GOAL OF THE EXERCISE -
Check every line of the data below for the string "grayscale", and copy the ones that hold it.

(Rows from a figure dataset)

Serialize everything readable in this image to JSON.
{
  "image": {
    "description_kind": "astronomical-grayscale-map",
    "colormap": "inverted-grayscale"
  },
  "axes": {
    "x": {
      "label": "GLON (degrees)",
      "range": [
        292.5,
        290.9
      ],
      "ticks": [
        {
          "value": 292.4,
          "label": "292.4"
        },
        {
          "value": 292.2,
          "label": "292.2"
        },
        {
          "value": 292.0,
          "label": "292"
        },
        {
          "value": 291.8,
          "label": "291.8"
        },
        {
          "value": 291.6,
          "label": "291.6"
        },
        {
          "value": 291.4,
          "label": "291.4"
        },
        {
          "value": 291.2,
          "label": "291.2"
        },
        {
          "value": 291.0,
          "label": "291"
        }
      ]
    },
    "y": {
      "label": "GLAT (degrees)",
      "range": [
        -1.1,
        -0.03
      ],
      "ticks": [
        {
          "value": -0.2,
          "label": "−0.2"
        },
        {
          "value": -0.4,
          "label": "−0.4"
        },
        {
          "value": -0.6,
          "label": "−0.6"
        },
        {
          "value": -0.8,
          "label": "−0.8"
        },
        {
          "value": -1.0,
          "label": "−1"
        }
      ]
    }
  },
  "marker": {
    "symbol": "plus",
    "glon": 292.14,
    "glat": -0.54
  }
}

REPLY -
    "description_kind": "astronomical-grayscale-map",
    "colormap": "inverted-grayscale"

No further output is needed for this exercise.